# What is required
Set down, in full, every record in the block.

Collection entries
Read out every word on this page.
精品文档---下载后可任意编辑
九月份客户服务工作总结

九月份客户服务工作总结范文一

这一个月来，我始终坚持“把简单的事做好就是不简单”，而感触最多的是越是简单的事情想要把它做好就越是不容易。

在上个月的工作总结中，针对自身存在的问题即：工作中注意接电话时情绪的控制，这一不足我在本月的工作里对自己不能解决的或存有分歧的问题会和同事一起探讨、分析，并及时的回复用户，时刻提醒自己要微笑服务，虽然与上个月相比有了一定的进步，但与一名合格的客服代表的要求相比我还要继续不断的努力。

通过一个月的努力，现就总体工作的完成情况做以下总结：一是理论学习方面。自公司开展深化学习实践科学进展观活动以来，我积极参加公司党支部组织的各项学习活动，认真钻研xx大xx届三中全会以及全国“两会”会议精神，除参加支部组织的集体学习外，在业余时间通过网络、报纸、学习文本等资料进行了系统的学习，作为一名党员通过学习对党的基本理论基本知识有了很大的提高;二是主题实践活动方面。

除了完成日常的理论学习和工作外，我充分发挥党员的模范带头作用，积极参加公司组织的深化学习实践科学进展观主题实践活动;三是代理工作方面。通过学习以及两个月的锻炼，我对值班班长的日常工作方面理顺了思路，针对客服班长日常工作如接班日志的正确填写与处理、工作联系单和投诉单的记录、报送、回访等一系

# Problem solution
Read out every word on this page.
精品文档---下载后可任意编辑
九月份客户服务工作总结

九月份客户服务工作总结范文一

这一个月来，我始终坚持“把简单的事做好就是不简单”，而感触最多的是越是简单的事情想要把它做好就越是不容易。

在上个月的工作总结中，针对自身存在的问题即：工作中注意接电话时情绪的控制，这一不足我在本月的工作里对自己不能解决的或存有分歧的问题会和同事一起探讨、分析，并及时的回复用户，时刻提醒自己要微笑服务，虽然与上个月相比有了一定的进步，但与一名合格的客服代表的要求相比我还要继续不断的努力。

通过一个月的努力，现就总体工作的完成情况做以下总结：一是理论学习方面。自公司开展深化学习实践科学进展观活动以来，我积极参加公司党支部组织的各项学习活动，认真钻研xx大xx届三中全会以及全国“两会”会议精神，除参加支部组织的集体学习外，在业余时间通过网络、报纸、学习文本等资料进行了系统的学习，作为一名党员通过学习对党的基本理论基本知识有了很大的提高;二是主题实践活动方面。

除了完成日常的理论学习和工作外，我充分发挥党员的模范带头作用，积极参加公司组织的深化学习实践科学进展观主题实践活动;三是代理工作方面。通过学习以及两个月的锻炼，我对值班班长的日常工作方面理顺了思路，针对客服班长日常工作如接班日志的正确填写与处理、工作联系单和投诉单的记录、报送、回访等一系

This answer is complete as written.